(Records from a data source)
++++++

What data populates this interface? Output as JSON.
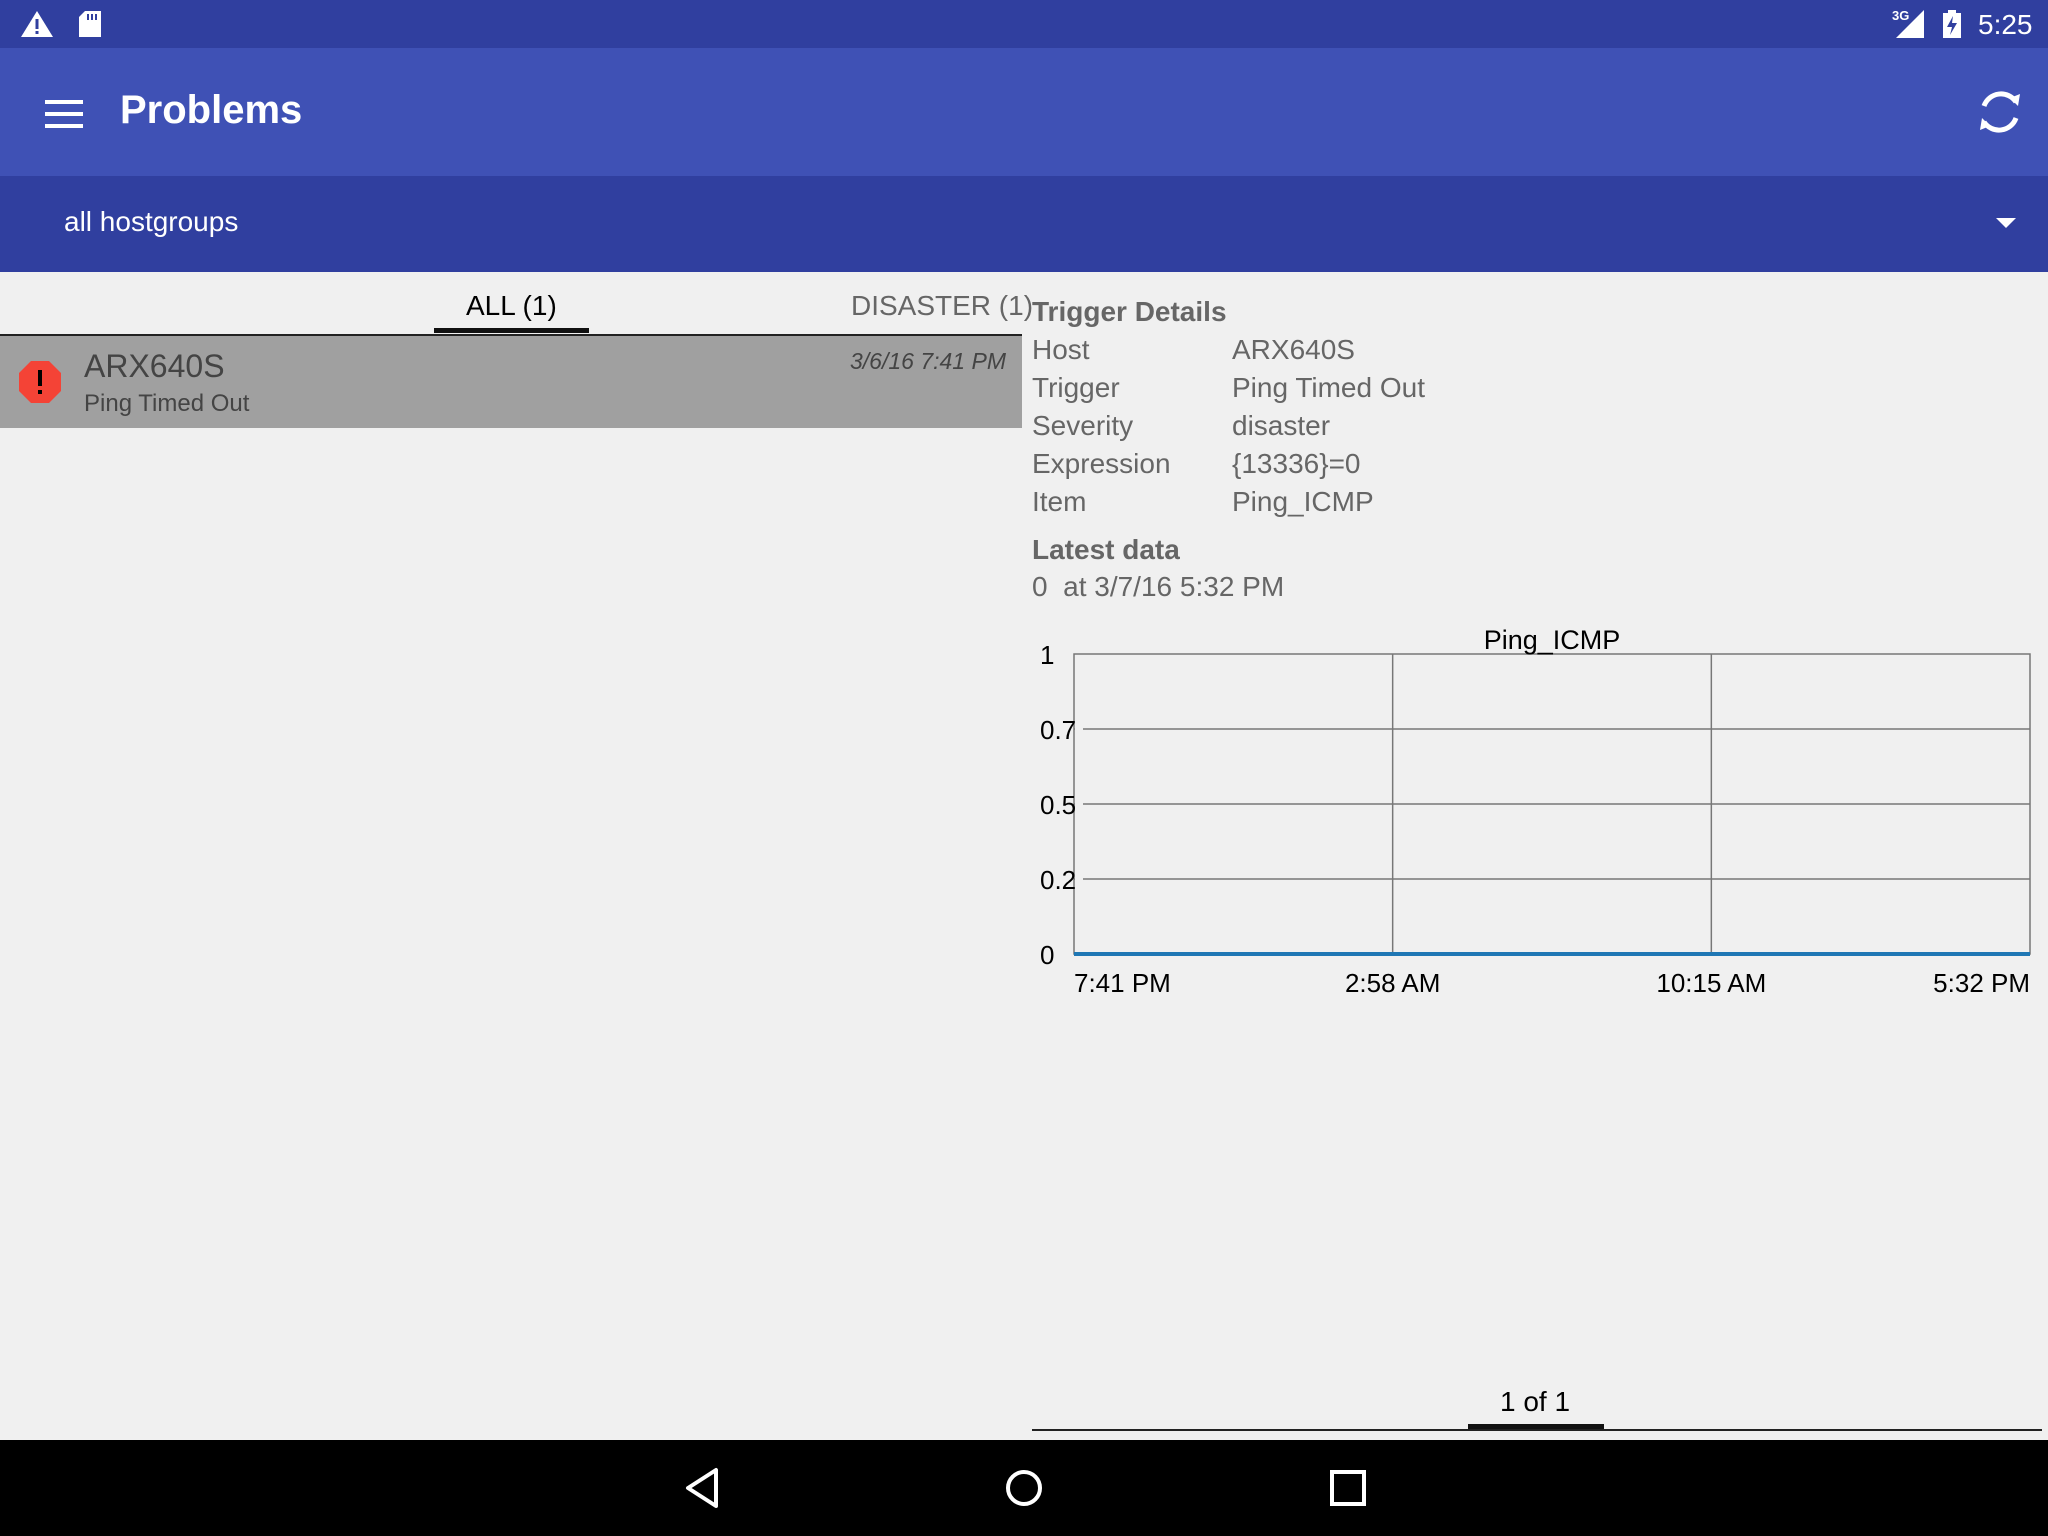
{
  "status_bar": {
    "network_label": "3G",
    "clock": "5:25",
    "icons": [
      "warning-icon",
      "sd-card-icon",
      "signal-icon",
      "battery-charging-icon"
    ]
  },
  "app_bar": {
    "title": "Problems",
    "menu_icon": "hamburger-menu-icon",
    "refresh_icon": "refresh-icon"
  },
  "hostgroup_spinner": {
    "selected": "all hostgroups"
  },
  "tabs": [
    {
      "label": "ALL (1)",
      "selected": true
    },
    {
      "label": "DISASTER (1)",
      "selected": false
    }
  ],
  "problems": [
    {
      "host": "ARX640S",
      "trigger": "Ping Timed Out",
      "time": "3/6/16 7:41 PM",
      "severity_color": "#f44336"
    }
  ],
  "details": {
    "title": "Trigger Details",
    "rows": [
      {
        "label": "Host",
        "value": "ARX640S"
      },
      {
        "label": "Trigger",
        "value": "Ping Timed Out"
      },
      {
        "label": "Severity",
        "value": "disaster"
      },
      {
        "label": "Expression",
        "value": "{13336}=0"
      },
      {
        "label": "Item",
        "value": "Ping_ICMP"
      }
    ],
    "latest_title": "Latest data",
    "latest_value": "0  at 3/7/16 5:32 PM"
  },
  "chart_data": {
    "type": "line",
    "title": "Ping_ICMP",
    "x_ticks": [
      "7:41 PM",
      "2:58 AM",
      "10:15 AM",
      "5:32 PM"
    ],
    "y_ticks": [
      "0",
      "0.2",
      "0.5",
      "0.7",
      "1"
    ],
    "ylim": [
      0,
      1
    ],
    "grid": true,
    "series": [
      {
        "color": "#1f77b4",
        "x": [
          0,
          1
        ],
        "values": [
          0,
          0
        ]
      }
    ]
  },
  "pager": {
    "text": "1 of 1"
  }
}
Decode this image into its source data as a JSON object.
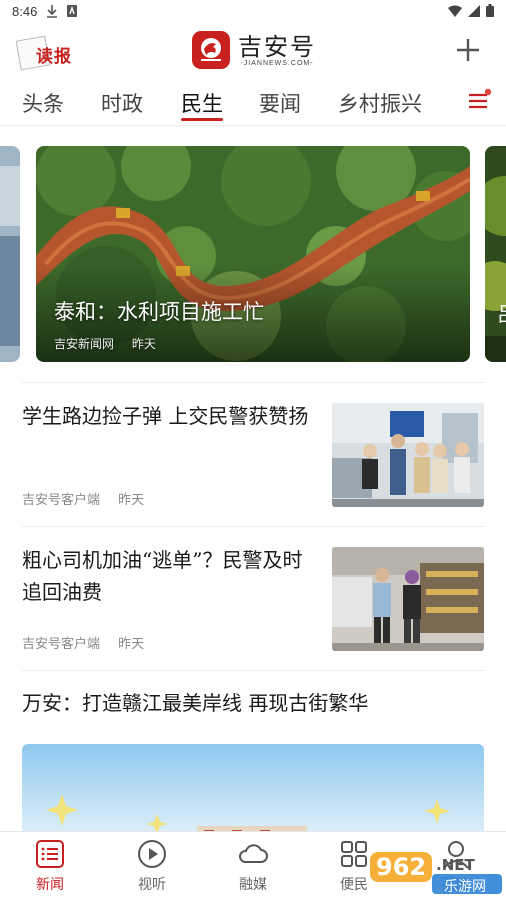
{
  "status_bar": {
    "time": "8:46"
  },
  "header": {
    "reader_label": "读报",
    "brand_name": "吉安号",
    "brand_sub": "-JIANNEWS.COM-"
  },
  "tabs": [
    {
      "label": "头条",
      "active": false
    },
    {
      "label": "时政",
      "active": false
    },
    {
      "label": "民生",
      "active": true
    },
    {
      "label": "要闻",
      "active": false
    },
    {
      "label": "乡村振兴",
      "active": false
    }
  ],
  "carousel": {
    "title": "泰和：水利项目施工忙",
    "source": "吉安新闻网",
    "time": "昨天",
    "peek_right_char": "吕"
  },
  "news": [
    {
      "title": "学生路边捡子弹 上交民警获赞扬",
      "source": "吉安号客户端",
      "time": "昨天"
    },
    {
      "title": "粗心司机加油“逃单”？民警及时追回油费",
      "source": "吉安号客户端",
      "time": "昨天"
    },
    {
      "title": "万安：打造赣江最美岸线 再现古街繁华"
    }
  ],
  "bottom_nav": [
    {
      "label": "新闻",
      "icon": "list-icon",
      "active": true
    },
    {
      "label": "视听",
      "icon": "play-icon",
      "active": false
    },
    {
      "label": "融媒",
      "icon": "cloud-icon",
      "active": false
    },
    {
      "label": "便民",
      "icon": "grid-icon",
      "active": false
    },
    {
      "label": "我的",
      "icon": "user-icon",
      "active": false
    }
  ],
  "watermark": {
    "top": "962",
    "suffix": ".NET",
    "bottom": "乐游网"
  },
  "colors": {
    "accent": "#c8201e",
    "text": "#1a1a1a",
    "meta": "#888888"
  }
}
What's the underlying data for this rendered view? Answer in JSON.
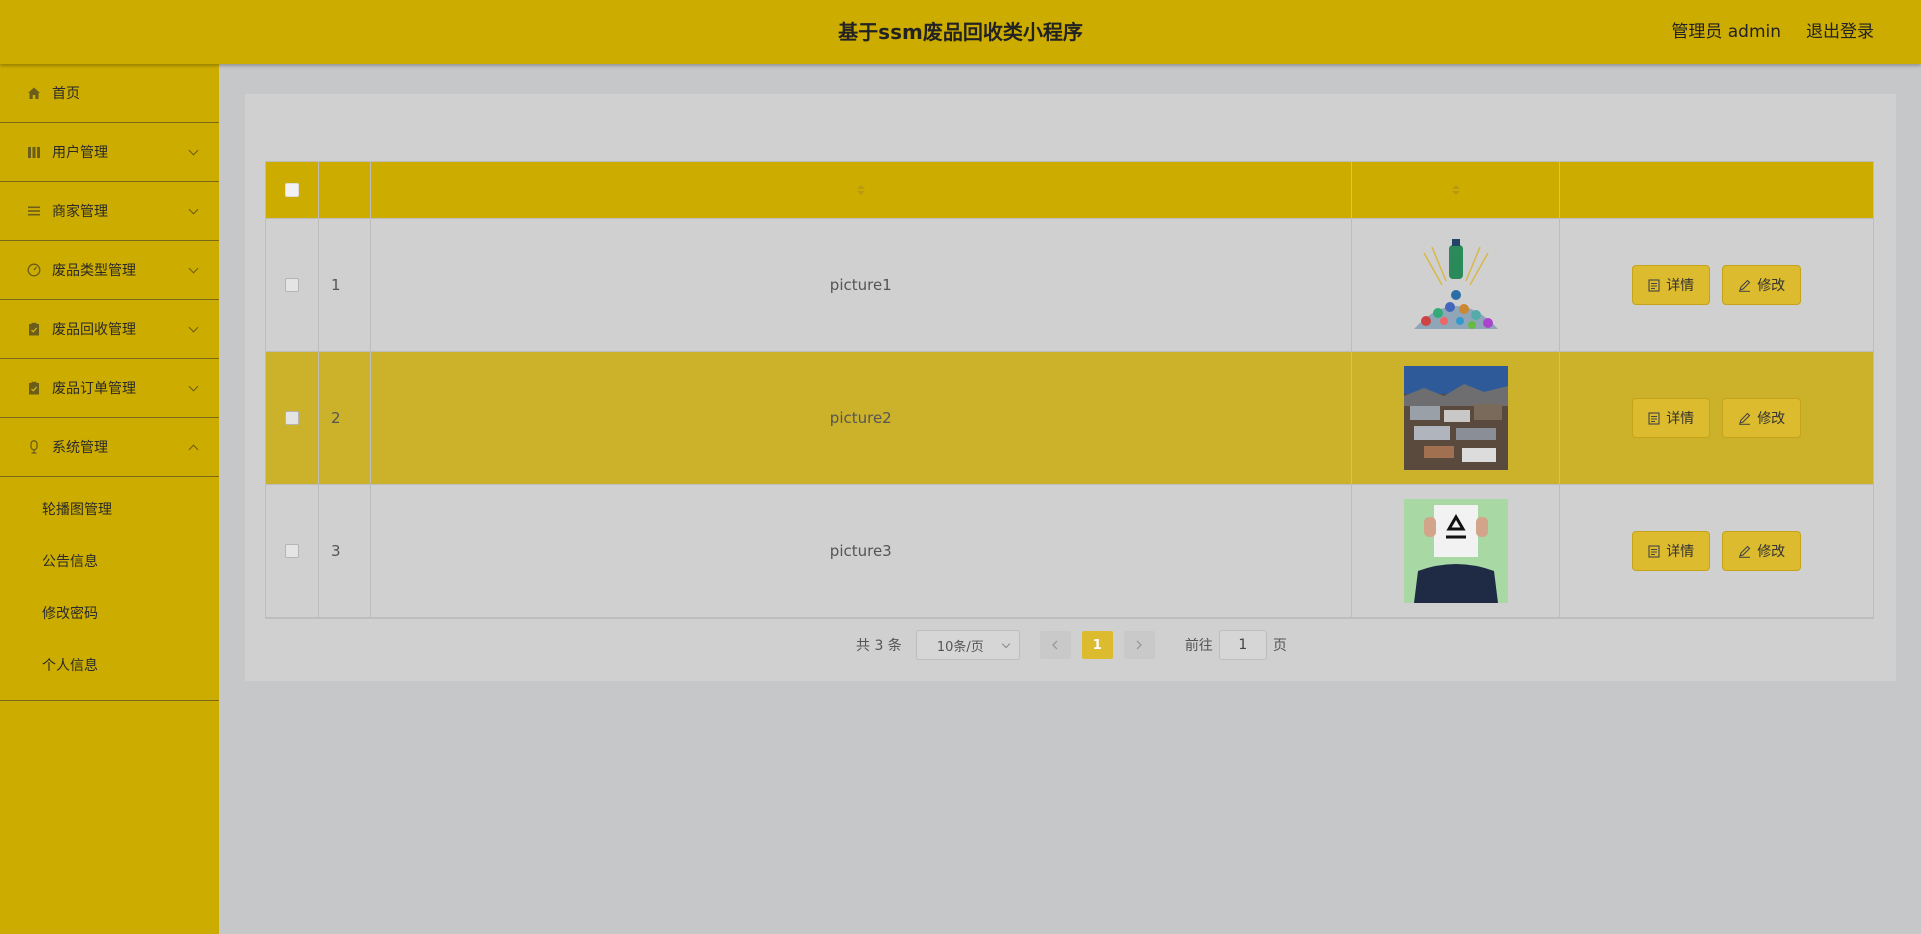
{
  "header": {
    "title": "基于ssm废品回收类小程序",
    "user": "管理员 admin",
    "logout": "退出登录"
  },
  "sidebar": {
    "items": [
      {
        "label": "首页",
        "icon": "home-icon"
      },
      {
        "label": "用户管理",
        "icon": "users-icon"
      },
      {
        "label": "商家管理",
        "icon": "list-icon"
      },
      {
        "label": "废品类型管理",
        "icon": "dashboard-icon"
      },
      {
        "label": "废品回收管理",
        "icon": "clipboard-icon"
      },
      {
        "label": "废品订单管理",
        "icon": "clipboard-icon"
      },
      {
        "label": "系统管理",
        "icon": "system-icon"
      }
    ],
    "system_sub": [
      "轮播图管理",
      "公告信息",
      "修改密码",
      "个人信息"
    ]
  },
  "table": {
    "rows": [
      {
        "index": "1",
        "name": "picture1"
      },
      {
        "index": "2",
        "name": "picture2"
      },
      {
        "index": "3",
        "name": "picture3"
      }
    ],
    "detail_label": "详情",
    "edit_label": "修改"
  },
  "pager": {
    "total": "共 3 条",
    "page_size": "10条/页",
    "current": "1",
    "goto_label": "前往",
    "goto_value": "1",
    "page_unit": "页"
  },
  "colors": {
    "primary": "#cdac00",
    "button": "#dcbb2e",
    "background": "#c6c7c9"
  }
}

++++++

### Exercise description
Your task is to quote exactly the lines from the one with "What's the underlying" through the end of the material, both included, without reproducing any pictures.

### Response to the exercise
What's the underlying data for this rendered view? Answer in JSON.
{
  "header": {
    "title": "基于ssm废品回收类小程序",
    "user": "管理员 admin",
    "logout": "退出登录"
  },
  "sidebar": {
    "items": [
      {
        "label": "首页",
        "icon": "home-icon"
      },
      {
        "label": "用户管理",
        "icon": "users-icon"
      },
      {
        "label": "商家管理",
        "icon": "list-icon"
      },
      {
        "label": "废品类型管理",
        "icon": "dashboard-icon"
      },
      {
        "label": "废品回收管理",
        "icon": "clipboard-icon"
      },
      {
        "label": "废品订单管理",
        "icon": "clipboard-icon"
      },
      {
        "label": "系统管理",
        "icon": "system-icon"
      }
    ],
    "system_sub": [
      "轮播图管理",
      "公告信息",
      "修改密码",
      "个人信息"
    ]
  },
  "table": {
    "rows": [
      {
        "index": "1",
        "name": "picture1"
      },
      {
        "index": "2",
        "name": "picture2"
      },
      {
        "index": "3",
        "name": "picture3"
      }
    ],
    "detail_label": "详情",
    "edit_label": "修改"
  },
  "pager": {
    "total": "共 3 条",
    "page_size": "10条/页",
    "current": "1",
    "goto_label": "前往",
    "goto_value": "1",
    "page_unit": "页"
  },
  "colors": {
    "primary": "#cdac00",
    "button": "#dcbb2e",
    "background": "#c6c7c9"
  }
}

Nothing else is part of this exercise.